--- Job ---
Reproduce each line exactly. Skip none.

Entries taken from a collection
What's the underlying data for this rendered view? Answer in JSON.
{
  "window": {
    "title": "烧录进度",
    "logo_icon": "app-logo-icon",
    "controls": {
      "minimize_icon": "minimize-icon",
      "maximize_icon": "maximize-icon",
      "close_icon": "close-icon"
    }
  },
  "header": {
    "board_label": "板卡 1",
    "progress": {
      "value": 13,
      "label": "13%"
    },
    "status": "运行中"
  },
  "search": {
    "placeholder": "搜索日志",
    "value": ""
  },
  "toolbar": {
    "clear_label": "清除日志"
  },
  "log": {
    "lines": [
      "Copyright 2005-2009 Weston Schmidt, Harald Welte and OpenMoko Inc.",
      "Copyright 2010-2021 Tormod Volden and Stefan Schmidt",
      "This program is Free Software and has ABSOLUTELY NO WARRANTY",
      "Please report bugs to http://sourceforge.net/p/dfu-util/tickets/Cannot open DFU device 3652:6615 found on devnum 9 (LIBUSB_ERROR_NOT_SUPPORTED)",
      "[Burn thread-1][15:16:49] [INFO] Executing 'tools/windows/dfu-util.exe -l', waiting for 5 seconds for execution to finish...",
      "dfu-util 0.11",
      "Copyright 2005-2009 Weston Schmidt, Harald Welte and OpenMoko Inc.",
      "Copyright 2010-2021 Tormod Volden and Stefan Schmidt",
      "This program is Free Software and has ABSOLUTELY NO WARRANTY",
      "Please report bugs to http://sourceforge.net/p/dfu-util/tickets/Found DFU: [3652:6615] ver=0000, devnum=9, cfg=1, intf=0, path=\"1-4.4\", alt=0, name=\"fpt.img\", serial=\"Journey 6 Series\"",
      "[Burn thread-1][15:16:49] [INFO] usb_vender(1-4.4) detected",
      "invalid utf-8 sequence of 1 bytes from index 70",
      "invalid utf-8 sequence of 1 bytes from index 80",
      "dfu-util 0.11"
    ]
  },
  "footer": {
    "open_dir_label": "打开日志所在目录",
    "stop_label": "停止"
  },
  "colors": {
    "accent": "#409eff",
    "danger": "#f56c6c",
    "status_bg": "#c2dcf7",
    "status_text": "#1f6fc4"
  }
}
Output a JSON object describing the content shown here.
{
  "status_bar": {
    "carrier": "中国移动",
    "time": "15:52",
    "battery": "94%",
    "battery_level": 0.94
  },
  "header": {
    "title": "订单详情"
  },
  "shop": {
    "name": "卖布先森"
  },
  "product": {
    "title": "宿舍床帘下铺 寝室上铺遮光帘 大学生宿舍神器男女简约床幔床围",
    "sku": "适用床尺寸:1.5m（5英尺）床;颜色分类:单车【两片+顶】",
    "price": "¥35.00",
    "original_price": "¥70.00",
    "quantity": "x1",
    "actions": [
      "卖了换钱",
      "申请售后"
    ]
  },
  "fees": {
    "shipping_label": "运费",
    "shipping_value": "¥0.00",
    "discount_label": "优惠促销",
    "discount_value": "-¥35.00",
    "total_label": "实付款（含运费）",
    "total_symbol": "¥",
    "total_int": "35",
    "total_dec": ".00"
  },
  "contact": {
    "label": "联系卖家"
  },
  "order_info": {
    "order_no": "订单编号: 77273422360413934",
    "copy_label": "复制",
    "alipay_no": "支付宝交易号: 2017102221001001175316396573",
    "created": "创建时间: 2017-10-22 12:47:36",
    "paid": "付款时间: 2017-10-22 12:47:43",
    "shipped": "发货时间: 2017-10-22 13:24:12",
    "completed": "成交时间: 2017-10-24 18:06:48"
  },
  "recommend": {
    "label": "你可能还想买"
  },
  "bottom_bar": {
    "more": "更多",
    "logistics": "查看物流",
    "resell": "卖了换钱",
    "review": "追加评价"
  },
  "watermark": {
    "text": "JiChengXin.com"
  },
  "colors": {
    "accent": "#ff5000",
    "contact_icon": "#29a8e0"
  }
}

--- Exercise solution ---
What's the underlying data for this rendered view? Answer in JSON.
{
  "window": {
    "title": "烧录进度",
    "logo_icon": "app-logo-icon",
    "controls": {
      "minimize_icon": "minimize-icon",
      "maximize_icon": "maximize-icon",
      "close_icon": "close-icon"
    }
  },
  "header": {
    "board_label": "板卡 1",
    "progress": {
      "value": 13,
      "label": "13%"
    },
    "status": "运行中"
  },
  "search": {
    "placeholder": "搜索日志",
    "value": ""
  },
  "toolbar": {
    "clear_label": "清除日志"
  },
  "log": {
    "lines": [
      "Copyright 2005-2009 Weston Schmidt, Harald Welte and OpenMoko Inc.",
      "Copyright 2010-2021 Tormod Volden and Stefan Schmidt",
      "This program is Free Software and has ABSOLUTELY NO WARRANTY",
      "Please report bugs to http://sourceforge.net/p/dfu-util/tickets/Cannot open DFU device 3652:6615 found on devnum 9 (LIBUSB_ERROR_NOT_SUPPORTED)",
      "[Burn thread-1][15:16:49] [INFO] Executing 'tools/windows/dfu-util.exe -l', waiting for 5 seconds for execution to finish...",
      "dfu-util 0.11",
      "Copyright 2005-2009 Weston Schmidt, Harald Welte and OpenMoko Inc.",
      "Copyright 2010-2021 Tormod Volden and Stefan Schmidt",
      "This program is Free Software and has ABSOLUTELY NO WARRANTY",
      "Please report bugs to http://sourceforge.net/p/dfu-util/tickets/Found DFU: [3652:6615] ver=0000, devnum=9, cfg=1, intf=0, path=\"1-4.4\", alt=0, name=\"fpt.img\", serial=\"Journey 6 Series\"",
      "[Burn thread-1][15:16:49] [INFO] usb_vender(1-4.4) detected",
      "invalid utf-8 sequence of 1 bytes from index 70",
      "invalid utf-8 sequence of 1 bytes from index 80",
      "dfu-util 0.11"
    ]
  },
  "footer": {
    "open_dir_label": "打开日志所在目录",
    "stop_label": "停止"
  },
  "colors": {
    "accent": "#409eff",
    "danger": "#f56c6c",
    "status_bg": "#c2dcf7",
    "status_text": "#1f6fc4"
  }
}
Output a JSON object describing the content shown here.
{
  "status_bar": {
    "carrier": "中国移动",
    "time": "15:52",
    "battery": "94%",
    "battery_level": 0.94
  },
  "header": {
    "title": "订单详情"
  },
  "shop": {
    "name": "卖布先森"
  },
  "product": {
    "title": "宿舍床帘下铺 寝室上铺遮光帘 大学生宿舍神器男女简约床幔床围",
    "sku": "适用床尺寸:1.5m（5英尺）床;颜色分类:单车【两片+顶】",
    "price": "¥35.00",
    "original_price": "¥70.00",
    "quantity": "x1",
    "actions": [
      "卖了换钱",
      "申请售后"
    ]
  },
  "fees": {
    "shipping_label": "运费",
    "shipping_value": "¥0.00",
    "discount_label": "优惠促销",
    "discount_value": "-¥35.00",
    "total_label": "实付款（含运费）",
    "total_symbol": "¥",
    "total_int": "35",
    "total_dec": ".00"
  },
  "contact": {
    "label": "联系卖家"
  },
  "order_info": {
    "order_no": "订单编号: 77273422360413934",
    "copy_label": "复制",
    "alipay_no": "支付宝交易号: 2017102221001001175316396573",
    "created": "创建时间: 2017-10-22 12:47:36",
    "paid": "付款时间: 2017-10-22 12:47:43",
    "shipped": "发货时间: 2017-10-22 13:24:12",
    "completed": "成交时间: 2017-10-24 18:06:48"
  },
  "recommend": {
    "label": "你可能还想买"
  },
  "bottom_bar": {
    "more": "更多",
    "logistics": "查看物流",
    "resell": "卖了换钱",
    "review": "追加评价"
  },
  "watermark": {
    "text": "JiChengXin.com"
  },
  "colors": {
    "accent": "#ff5000",
    "contact_icon": "#29a8e0"
  }
}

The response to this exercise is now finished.